→ **Your goal**
How many lines in the data below contain the string "button"? Reply with only the number.

→ **Data records**
━━━━━━━━
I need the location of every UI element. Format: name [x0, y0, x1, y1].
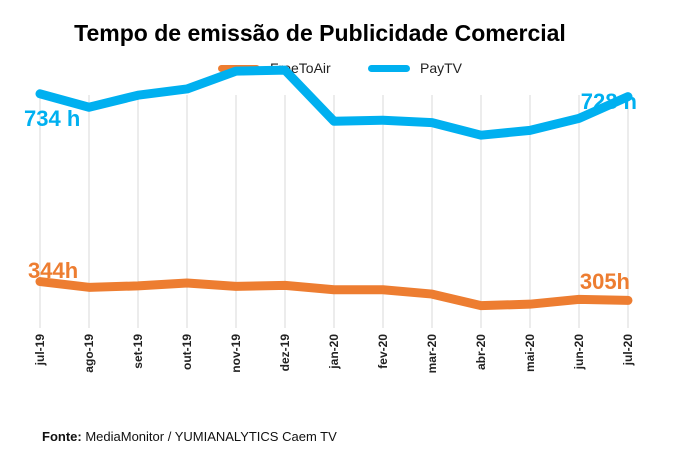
annotation-freetoair-end: 305h: [580, 269, 630, 294]
legend-label-paytv: PayTV: [420, 60, 463, 76]
x-tick-label: jan-20: [327, 334, 341, 370]
source-label: Fonte:: [42, 429, 82, 444]
x-tick-label: mai-20: [523, 334, 537, 372]
x-tick-label: out-19: [180, 334, 194, 370]
source-note: Fonte: MediaMonitor / YUMIANALYTICS Caem…: [42, 429, 337, 444]
x-tick-label: jul-19: [33, 334, 47, 367]
x-tick-label: nov-19: [229, 334, 243, 373]
x-tick-label: mar-20: [425, 334, 439, 374]
annotation-paytv-start: 734 h: [24, 106, 80, 131]
x-axis-ticks: jul-19 ago-19 set-19 out-19 nov-19 dez-19 jan-…: [33, 334, 635, 374]
legend-swatch-paytv: [368, 64, 410, 72]
annotation-paytv-end: 728 h: [581, 89, 637, 114]
legend-item-paytv: PayTV: [368, 60, 462, 76]
x-tick-label: set-19: [131, 334, 145, 369]
x-tick-label: abr-20: [474, 334, 488, 370]
x-tick-label: dez-19: [278, 334, 292, 372]
x-tick-label: jun-20: [572, 334, 586, 371]
x-tick-label: jul-20: [621, 334, 635, 367]
x-tick-label: fev-20: [376, 334, 390, 369]
series-lines: [35, 65, 633, 311]
x-tick-label: ago-19: [82, 334, 96, 373]
annotation-freetoair-start: 344h: [28, 258, 78, 283]
source-text: MediaMonitor / YUMIANALYTICS Caem TV: [85, 429, 337, 444]
chart-title: Tempo de emissão de Publicidade Comercia…: [74, 20, 566, 46]
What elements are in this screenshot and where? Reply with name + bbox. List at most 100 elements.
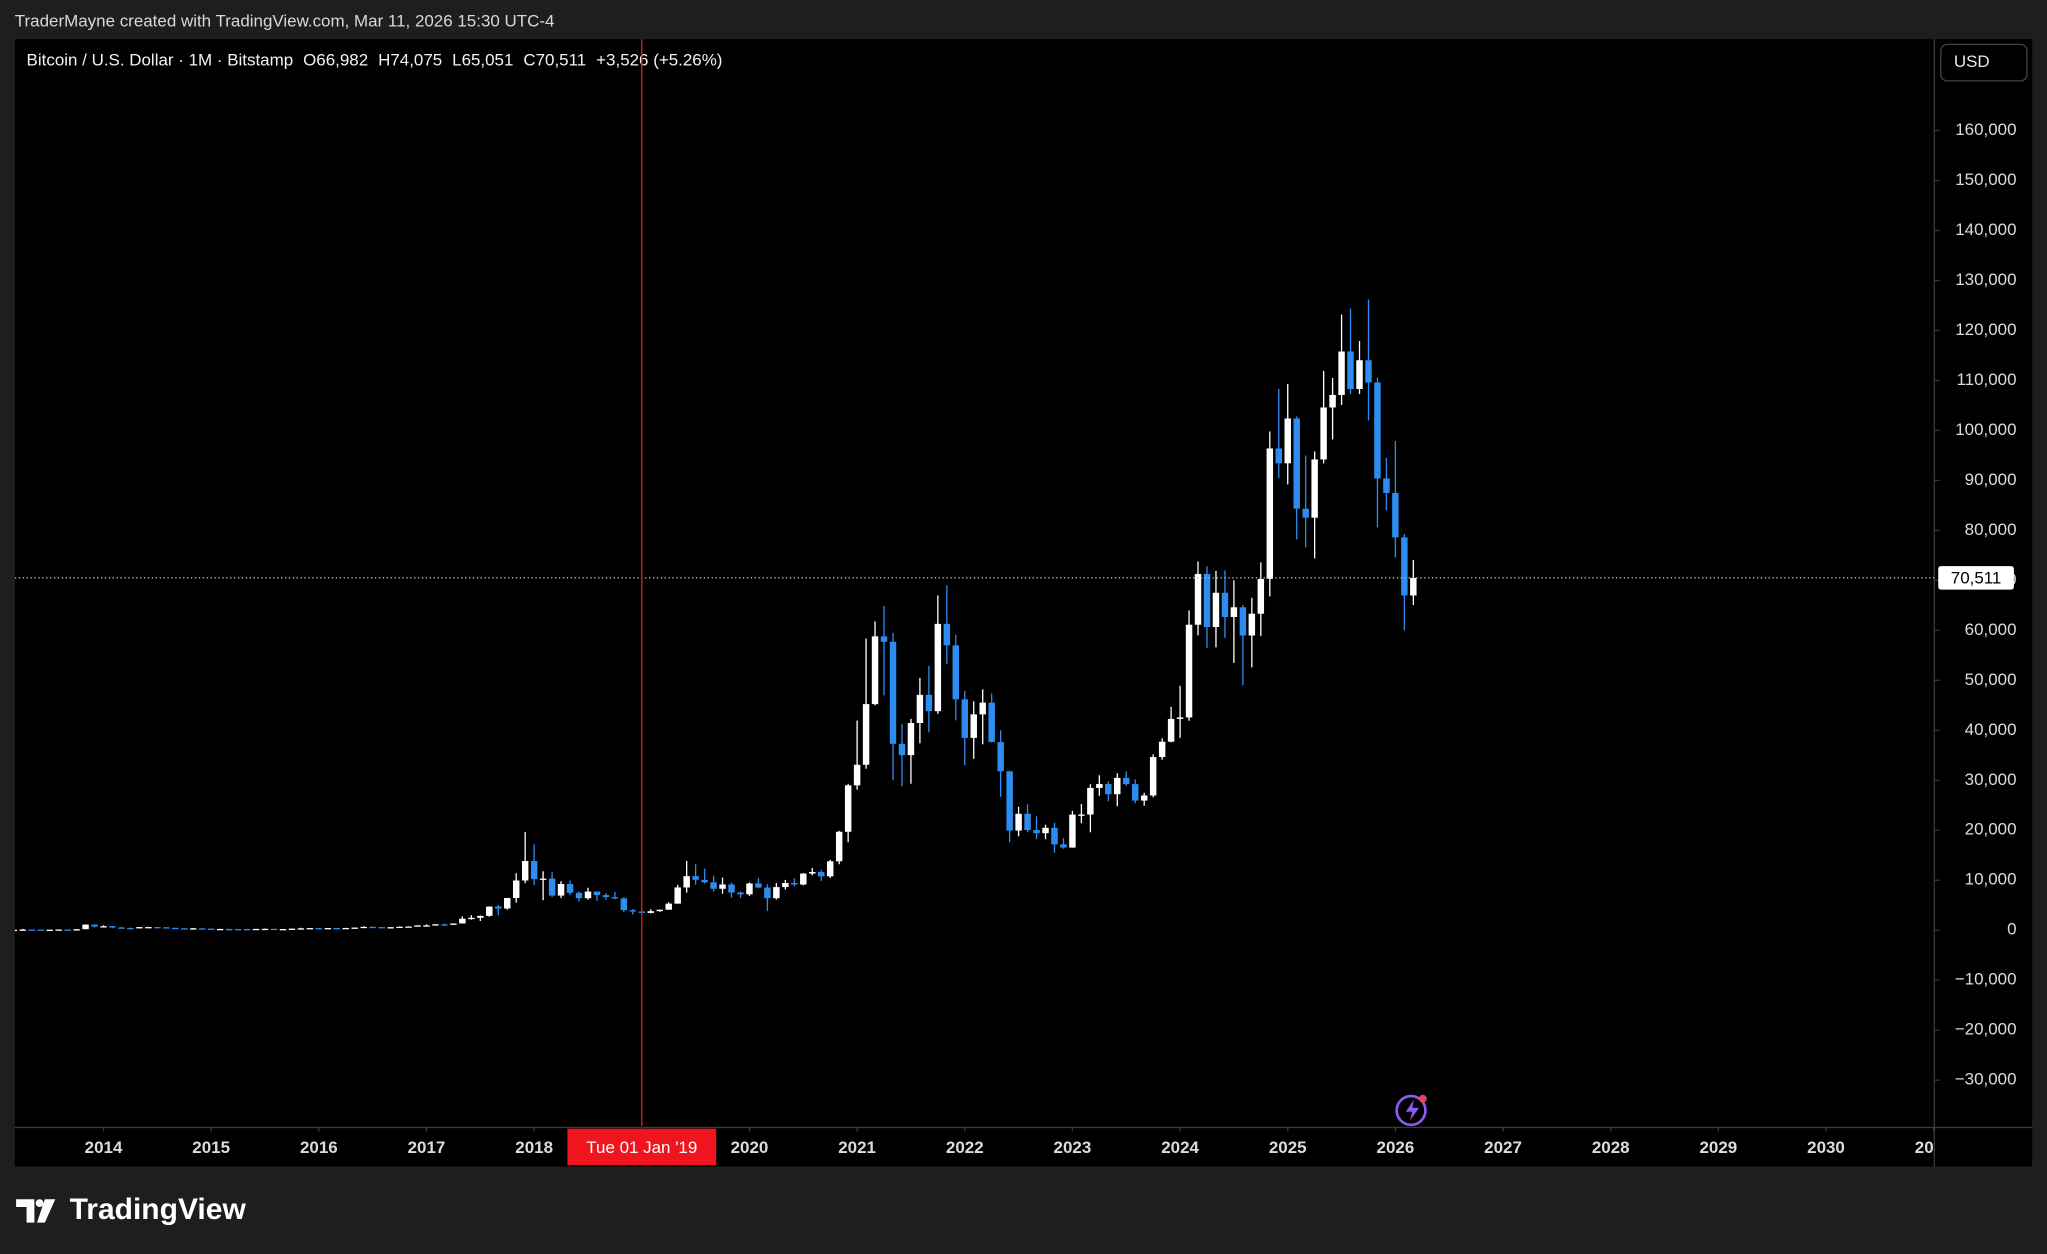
candle-body [288,928,296,930]
candle-body [441,924,448,926]
x-tick-label: 2022 [946,1138,984,1157]
candle-body [566,884,574,893]
x-tick-label: 2021 [838,1138,876,1157]
candle-body [916,694,924,724]
candle-body [647,911,655,913]
icon-ring[interactable] [1395,1094,1427,1127]
logo-dot [35,1199,44,1208]
crosshair-label-box [567,1128,717,1166]
x-tick-label: 2020 [731,1138,769,1157]
candle-body [486,906,493,916]
candle-body [1221,592,1229,617]
candle-body [1392,492,1399,538]
price-axis: −30,000 −20,000 −10,000 0 10,000 20,000 30,000… [1934,120,2017,1089]
candle-body [450,923,457,925]
icon-badge[interactable] [1418,1094,1427,1103]
candle-body [1060,844,1067,848]
candle-body [1302,508,1309,518]
candle-body [270,928,278,931]
candle-body [207,928,215,930]
candle-body [495,906,502,909]
candle-body [889,641,897,744]
assistant-icon[interactable] [1395,1094,1427,1127]
crosshair-label: Tue 01 Jan '19 [586,1138,697,1157]
candle-body [405,926,412,928]
candle-body [746,883,753,895]
icon-bolt[interactable] [1405,1100,1419,1121]
ohlc-change: +3,526 (+5.26%) [596,51,722,70]
candle-body [1248,613,1256,636]
candle-body [530,860,538,880]
candle-body [55,929,62,931]
candle-body [844,785,852,832]
candle-body [683,876,690,888]
ohlc-open: O66,982 [303,51,368,70]
candle-body [1051,827,1058,845]
candle-body [504,897,511,909]
x-tick-label: 2025 [1269,1138,1307,1157]
candle-body [602,895,610,898]
candle-body [1158,741,1166,758]
candle-body [91,924,98,927]
candle-body [216,928,224,931]
candle-body [979,702,986,715]
candle-body [943,623,951,646]
candle-body [593,891,601,896]
symbol-title: Bitcoin / U.S. Dollar · 1M · Bitstamp [27,51,294,70]
candle-body [512,880,520,898]
candle-body [243,929,251,931]
candle-body [1338,351,1345,395]
candle-body [1069,814,1076,848]
candle-body [181,928,188,930]
candle-body [898,743,906,756]
time-axis: 2014201520162017201820192020202120222023… [85,1127,1935,1157]
candle-body [1230,607,1238,617]
candle-body [190,928,197,930]
candle-body [961,699,968,738]
ohlc-close: C70,511 [523,51,586,70]
candle-body [396,926,403,929]
candle-body [1006,771,1013,831]
candle-body [64,929,71,931]
y-tick-label: 130,000 [1955,270,2016,289]
candle-body [1365,360,1372,383]
candle-body [701,879,708,883]
candle-body [925,694,933,712]
candle-body [656,909,663,912]
candle-body [1015,813,1022,831]
candle-body [1114,777,1121,795]
candle-body [432,924,439,926]
y-tick-label: 90,000 [1965,470,2017,489]
candle-body [351,927,358,929]
candle-body [378,927,385,929]
candle-body [109,926,116,928]
currency-label[interactable]: USD [1954,52,1990,71]
candle-body [477,915,484,918]
candle-body [1212,592,1220,628]
logo-mark [16,1199,56,1223]
attribution: TraderMayne created with TradingView.com… [15,12,555,31]
candle-body [82,924,89,930]
candle-body [261,928,269,931]
candle-body [737,892,744,895]
y-tick-label: 150,000 [1955,170,2016,189]
price-label-box [1938,566,2014,590]
candle-body [1203,573,1211,628]
candle-body [575,892,583,899]
y-tick-label: 50,000 [1965,670,2017,689]
candle-body [952,645,960,700]
candle-body [629,910,637,912]
candle-body [611,897,619,899]
x-tick-label: 2018 [515,1138,553,1157]
candle-body [1078,814,1085,816]
candle-body [315,928,323,930]
x-tick-label: 2029 [1699,1138,1737,1157]
candle-body [1383,478,1390,493]
candle-body [988,702,995,743]
currency-button[interactable] [1940,43,2028,82]
candle-body [862,704,870,765]
price-label: 70,511 [1951,569,2002,588]
candle-body [548,878,556,896]
candle-body [1257,578,1265,614]
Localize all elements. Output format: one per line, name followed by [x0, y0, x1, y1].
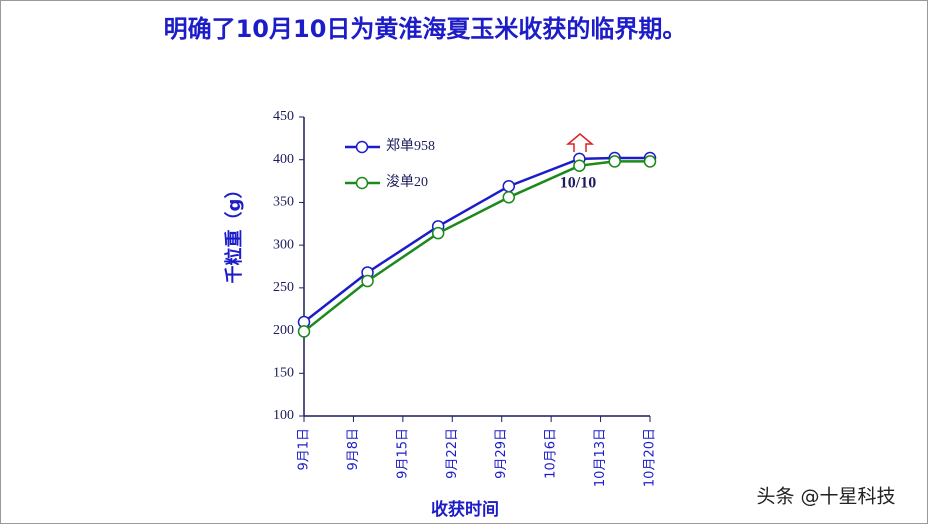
y-tick-label: 450 [273, 109, 294, 124]
legend-marker [355, 176, 369, 190]
x-tick-label: 9月8日 [346, 428, 361, 471]
y-tick-label: 400 [273, 152, 294, 167]
data-point [502, 179, 516, 193]
data-point [502, 191, 516, 204]
y-axis-label: 千粒重（g） [223, 181, 245, 284]
data-point [361, 274, 374, 288]
x-tick-label: 10月13日 [593, 428, 608, 487]
data-point [431, 226, 445, 240]
x-tick-label: 9月29日 [494, 428, 509, 479]
data-point [643, 155, 657, 168]
y-tick-label: 250 [273, 280, 294, 295]
legend-marker [355, 140, 369, 154]
watermark: 头条 @十星科技 [756, 486, 895, 508]
x-tick-label: 9月1日 [297, 428, 312, 471]
x-tick-label: 10月6日 [544, 428, 559, 479]
legend-label: 浚单20 [386, 174, 428, 190]
x-axis-label: 收获时间 [431, 499, 499, 520]
x-tick-label: 9月22日 [445, 428, 460, 479]
legend-label: 郑单958 [386, 138, 435, 154]
data-point [573, 159, 586, 172]
arrow-marker [565, 133, 595, 152]
y-tick-label: 200 [273, 323, 294, 338]
x-tick-label: 10月20日 [643, 428, 658, 487]
x-tick-label: 9月15日 [395, 428, 410, 479]
data-point [608, 155, 621, 168]
chart-title: 明确了10月10日为黄淮海夏玉米收获的临界期。 [164, 15, 687, 43]
y-tick-label: 350 [273, 195, 294, 210]
y-tick-label: 150 [273, 366, 294, 381]
y-tick-label: 100 [273, 408, 294, 423]
data-point [297, 325, 311, 338]
annotation: 10/10 [560, 175, 596, 192]
y-tick-label: 300 [273, 237, 294, 252]
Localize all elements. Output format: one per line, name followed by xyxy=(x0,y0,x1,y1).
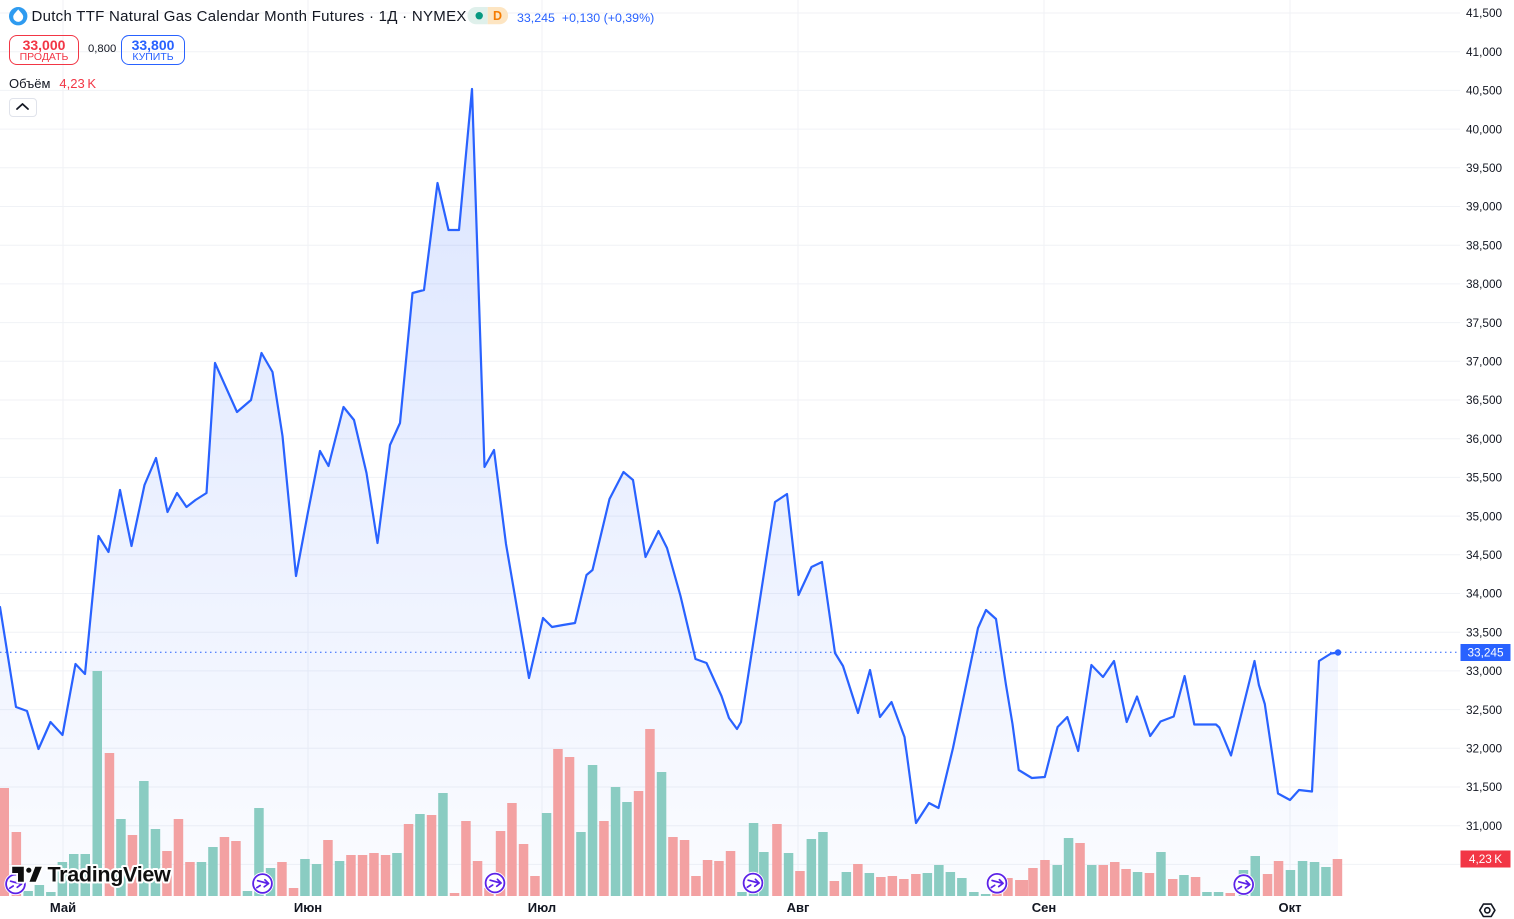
svg-text:33,500: 33,500 xyxy=(1466,625,1503,639)
svg-text:31,500: 31,500 xyxy=(1466,780,1503,794)
svg-text:41,000: 41,000 xyxy=(1466,45,1503,59)
svg-text:33,245: 33,245 xyxy=(1467,646,1504,660)
svg-text:D: D xyxy=(493,9,502,23)
svg-text:36,500: 36,500 xyxy=(1466,393,1503,407)
svg-text:38,000: 38,000 xyxy=(1466,277,1503,291)
svg-text:40,000: 40,000 xyxy=(1466,122,1503,136)
svg-text:Июн: Июн xyxy=(294,900,322,915)
svg-text:40,500: 40,500 xyxy=(1466,84,1503,98)
svg-text:32,500: 32,500 xyxy=(1466,703,1503,717)
svg-text:Сен: Сен xyxy=(1032,900,1056,915)
svg-text:35,000: 35,000 xyxy=(1466,509,1503,523)
svg-text:34,000: 34,000 xyxy=(1466,587,1503,601)
svg-text:34,500: 34,500 xyxy=(1466,548,1503,562)
svg-text:Авг: Авг xyxy=(787,900,810,915)
svg-text:Май: Май xyxy=(50,900,76,915)
svg-text:37,000: 37,000 xyxy=(1466,355,1503,369)
svg-text:36,000: 36,000 xyxy=(1466,432,1503,446)
svg-text:4,23 K: 4,23 K xyxy=(1469,852,1502,866)
svg-text:39,500: 39,500 xyxy=(1466,161,1503,175)
svg-text:33,000: 33,000 xyxy=(1466,664,1503,678)
svg-text:31,000: 31,000 xyxy=(1466,819,1503,833)
svg-text:32,000: 32,000 xyxy=(1466,742,1503,756)
svg-text:Окт: Окт xyxy=(1279,900,1302,915)
svg-text:TradingView: TradingView xyxy=(48,863,172,887)
svg-text:38,500: 38,500 xyxy=(1466,238,1503,252)
svg-text:41,500: 41,500 xyxy=(1466,6,1503,20)
svg-text:39,000: 39,000 xyxy=(1466,200,1503,214)
svg-text:37,500: 37,500 xyxy=(1466,316,1503,330)
svg-text:35,500: 35,500 xyxy=(1466,471,1503,485)
svg-text:Июл: Июл xyxy=(528,900,556,915)
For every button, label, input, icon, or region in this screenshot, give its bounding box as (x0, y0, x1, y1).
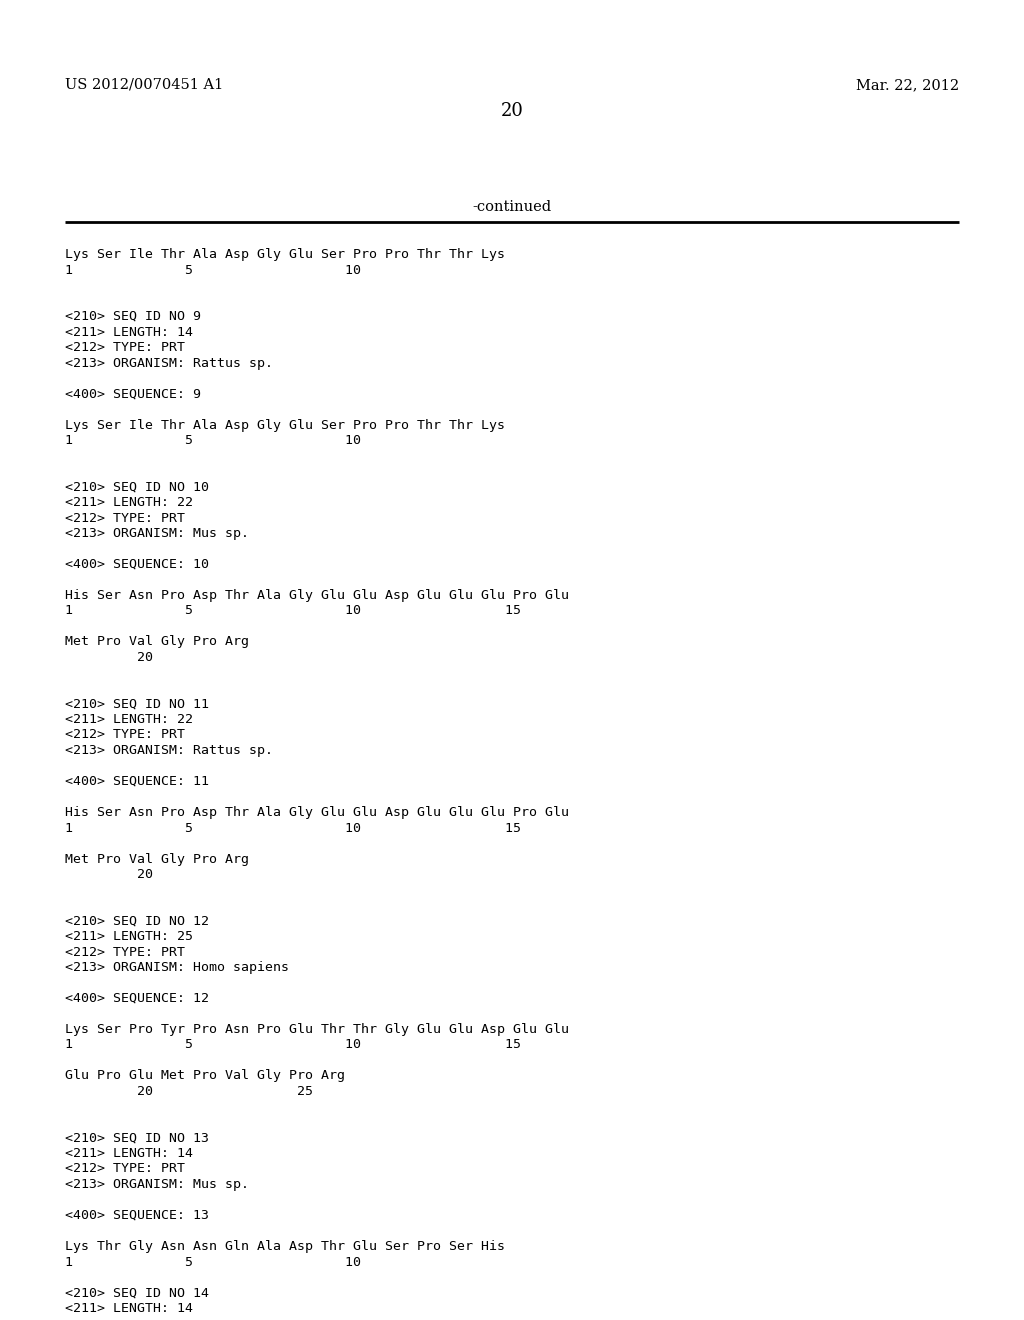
━━━━━━━━
→ **The response**
2